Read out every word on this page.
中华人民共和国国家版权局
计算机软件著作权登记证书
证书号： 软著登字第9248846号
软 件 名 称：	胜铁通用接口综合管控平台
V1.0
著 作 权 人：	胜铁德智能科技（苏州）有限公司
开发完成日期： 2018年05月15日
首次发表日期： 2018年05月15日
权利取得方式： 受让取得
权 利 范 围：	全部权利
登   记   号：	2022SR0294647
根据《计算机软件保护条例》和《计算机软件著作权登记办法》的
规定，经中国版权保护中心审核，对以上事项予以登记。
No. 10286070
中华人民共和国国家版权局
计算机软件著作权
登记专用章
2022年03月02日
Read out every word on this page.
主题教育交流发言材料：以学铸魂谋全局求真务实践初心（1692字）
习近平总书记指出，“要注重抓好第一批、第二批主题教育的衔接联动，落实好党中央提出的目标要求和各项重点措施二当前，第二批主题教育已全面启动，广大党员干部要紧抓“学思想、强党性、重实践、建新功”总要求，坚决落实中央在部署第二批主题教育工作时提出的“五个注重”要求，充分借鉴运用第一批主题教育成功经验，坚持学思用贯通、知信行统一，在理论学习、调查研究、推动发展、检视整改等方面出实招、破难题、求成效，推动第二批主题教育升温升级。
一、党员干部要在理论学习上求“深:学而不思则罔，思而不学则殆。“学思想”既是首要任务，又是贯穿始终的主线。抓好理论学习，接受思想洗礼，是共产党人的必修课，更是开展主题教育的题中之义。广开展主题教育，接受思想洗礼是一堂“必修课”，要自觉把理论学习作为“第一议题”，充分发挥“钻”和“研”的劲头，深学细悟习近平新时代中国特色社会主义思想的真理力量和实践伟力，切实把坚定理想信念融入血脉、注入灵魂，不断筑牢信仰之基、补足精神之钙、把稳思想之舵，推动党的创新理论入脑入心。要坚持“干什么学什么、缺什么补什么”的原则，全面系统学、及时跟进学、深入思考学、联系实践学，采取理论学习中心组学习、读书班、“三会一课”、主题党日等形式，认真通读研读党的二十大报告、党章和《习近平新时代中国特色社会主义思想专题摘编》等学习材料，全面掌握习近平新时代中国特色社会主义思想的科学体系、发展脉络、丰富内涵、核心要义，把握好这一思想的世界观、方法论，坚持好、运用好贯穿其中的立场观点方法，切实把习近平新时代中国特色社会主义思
++++
Task requirements.
Extract the listing in its entirety, matching it exactly.

Result for this exercise.
Read out every word on this page.
中华人民共和国国家版权局
计算机软件著作权登记证书
证书号： 软著登字第9248846号
软 件 名 称：	胜铁通用接口综合管控平台
V1.0
著 作 权 人：	胜铁德智能科技（苏州）有限公司
开发完成日期： 2018年05月15日
首次发表日期： 2018年05月15日
权利取得方式： 受让取得
权 利 范 围：	全部权利
登   记   号：	2022SR0294647
根据《计算机软件保护条例》和《计算机软件著作权登记办法》的
规定，经中国版权保护中心审核，对以上事项予以登记。
No. 10286070
中华人民共和国国家版权局
计算机软件著作权
登记专用章
2022年03月02日
Read out every word on this page.
主题教育交流发言材料：以学铸魂谋全局求真务实践初心（1692字）
习近平总书记指出，“要注重抓好第一批、第二批主题教育的衔接联动，落实好党中央提出的目标要求和各项重点措施二当前，第二批主题教育已全面启动，广大党员干部要紧抓“学思想、强党性、重实践、建新功”总要求，坚决落实中央在部署第二批主题教育工作时提出的“五个注重”要求，充分借鉴运用第一批主题教育成功经验，坚持学思用贯通、知信行统一，在理论学习、调查研究、推动发展、检视整改等方面出实招、破难题、求成效，推动第二批主题教育升温升级。
一、党员干部要在理论学习上求“深:学而不思则罔，思而不学则殆。“学思想”既是首要任务，又是贯穿始终的主线。抓好理论学习，接受思想洗礼，是共产党人的必修课，更是开展主题教育的题中之义。广开展主题教育，接受思想洗礼是一堂“必修课”，要自觉把理论学习作为“第一议题”，充分发挥“钻”和“研”的劲头，深学细悟习近平新时代中国特色社会主义思想的真理力量和实践伟力，切实把坚定理想信念融入血脉、注入灵魂，不断筑牢信仰之基、补足精神之钙、把稳思想之舵，推动党的创新理论入脑入心。要坚持“干什么学什么、缺什么补什么”的原则，全面系统学、及时跟进学、深入思考学、联系实践学，采取理论学习中心组学习、读书班、“三会一课”、主题党日等形式，认真通读研读党的二十大报告、党章和《习近平新时代中国特色社会主义思想专题摘编》等学习材料，全面掌握习近平新时代中国特色社会主义思想的科学体系、发展脉络、丰富内涵、核心要义，把握好这一思想的世界观、方法论，坚持好、运用好贯穿其中的立场观点方法，切实把习近平新时代中国特色社会主义思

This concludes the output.